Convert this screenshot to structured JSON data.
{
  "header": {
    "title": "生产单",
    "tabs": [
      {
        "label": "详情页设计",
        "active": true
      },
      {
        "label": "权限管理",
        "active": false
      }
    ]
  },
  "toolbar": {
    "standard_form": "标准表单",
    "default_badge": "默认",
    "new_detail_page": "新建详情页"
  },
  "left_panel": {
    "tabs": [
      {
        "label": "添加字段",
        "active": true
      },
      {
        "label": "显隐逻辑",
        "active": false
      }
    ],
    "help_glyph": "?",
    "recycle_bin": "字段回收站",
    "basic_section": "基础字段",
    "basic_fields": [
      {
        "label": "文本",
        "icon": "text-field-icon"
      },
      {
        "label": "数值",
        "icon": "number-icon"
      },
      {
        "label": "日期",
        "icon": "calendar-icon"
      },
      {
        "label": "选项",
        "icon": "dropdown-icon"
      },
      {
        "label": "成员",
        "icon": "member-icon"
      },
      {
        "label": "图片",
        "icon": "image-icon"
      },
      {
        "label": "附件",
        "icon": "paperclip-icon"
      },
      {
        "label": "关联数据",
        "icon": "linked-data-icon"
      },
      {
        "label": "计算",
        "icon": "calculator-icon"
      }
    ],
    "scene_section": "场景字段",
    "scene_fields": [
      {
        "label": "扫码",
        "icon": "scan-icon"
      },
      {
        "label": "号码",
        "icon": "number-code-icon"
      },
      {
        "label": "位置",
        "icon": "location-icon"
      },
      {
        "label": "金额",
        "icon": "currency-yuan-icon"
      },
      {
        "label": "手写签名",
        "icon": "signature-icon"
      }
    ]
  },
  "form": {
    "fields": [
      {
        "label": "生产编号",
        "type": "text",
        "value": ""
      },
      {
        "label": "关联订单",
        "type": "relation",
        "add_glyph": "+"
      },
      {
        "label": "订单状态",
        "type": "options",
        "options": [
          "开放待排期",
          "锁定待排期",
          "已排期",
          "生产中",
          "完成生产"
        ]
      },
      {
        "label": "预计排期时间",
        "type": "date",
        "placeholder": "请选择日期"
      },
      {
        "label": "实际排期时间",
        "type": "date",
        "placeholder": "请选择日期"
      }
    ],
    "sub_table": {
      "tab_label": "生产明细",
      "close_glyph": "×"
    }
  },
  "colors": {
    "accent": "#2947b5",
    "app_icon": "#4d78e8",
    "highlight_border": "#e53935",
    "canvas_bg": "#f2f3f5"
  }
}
════════
● **STATED TASK**: Output each record precisely as given.

● **ANSWER BELOW**:
Convert this screenshot to structured JSON data.
{
  "header": {
    "title": "生产单",
    "tabs": [
      {
        "label": "详情页设计",
        "active": true
      },
      {
        "label": "权限管理",
        "active": false
      }
    ]
  },
  "toolbar": {
    "standard_form": "标准表单",
    "default_badge": "默认",
    "new_detail_page": "新建详情页"
  },
  "left_panel": {
    "tabs": [
      {
        "label": "添加字段",
        "active": true
      },
      {
        "label": "显隐逻辑",
        "active": false
      }
    ],
    "help_glyph": "?",
    "recycle_bin": "字段回收站",
    "basic_section": "基础字段",
    "basic_fields": [
      {
        "label": "文本",
        "icon": "text-field-icon"
      },
      {
        "label": "数值",
        "icon": "number-icon"
      },
      {
        "label": "日期",
        "icon": "calendar-icon"
      },
      {
        "label": "选项",
        "icon": "dropdown-icon"
      },
      {
        "label": "成员",
        "icon": "member-icon"
      },
      {
        "label": "图片",
        "icon": "image-icon"
      },
      {
        "label": "附件",
        "icon": "paperclip-icon"
      },
      {
        "label": "关联数据",
        "icon": "linked-data-icon"
      },
      {
        "label": "计算",
        "icon": "calculator-icon"
      }
    ],
    "scene_section": "场景字段",
    "scene_fields": [
      {
        "label": "扫码",
        "icon": "scan-icon"
      },
      {
        "label": "号码",
        "icon": "number-code-icon"
      },
      {
        "label": "位置",
        "icon": "location-icon"
      },
      {
        "label": "金额",
        "icon": "currency-yuan-icon"
      },
      {
        "label": "手写签名",
        "icon": "signature-icon"
      }
    ]
  },
  "form": {
    "fields": [
      {
        "label": "生产编号",
        "type": "text",
        "value": ""
      },
      {
        "label": "关联订单",
        "type": "relation",
        "add_glyph": "+"
      },
      {
        "label": "订单状态",
        "type": "options",
        "options": [
          "开放待排期",
          "锁定待排期",
          "已排期",
          "生产中",
          "完成生产"
        ]
      },
      {
        "label": "预计排期时间",
        "type": "date",
        "placeholder": "请选择日期"
      },
      {
        "label": "实际排期时间",
        "type": "date",
        "placeholder": "请选择日期"
      }
    ],
    "sub_table": {
      "tab_label": "生产明细",
      "close_glyph": "×"
    }
  },
  "colors": {
    "accent": "#2947b5",
    "app_icon": "#4d78e8",
    "highlight_border": "#e53935",
    "canvas_bg": "#f2f3f5"
  }
}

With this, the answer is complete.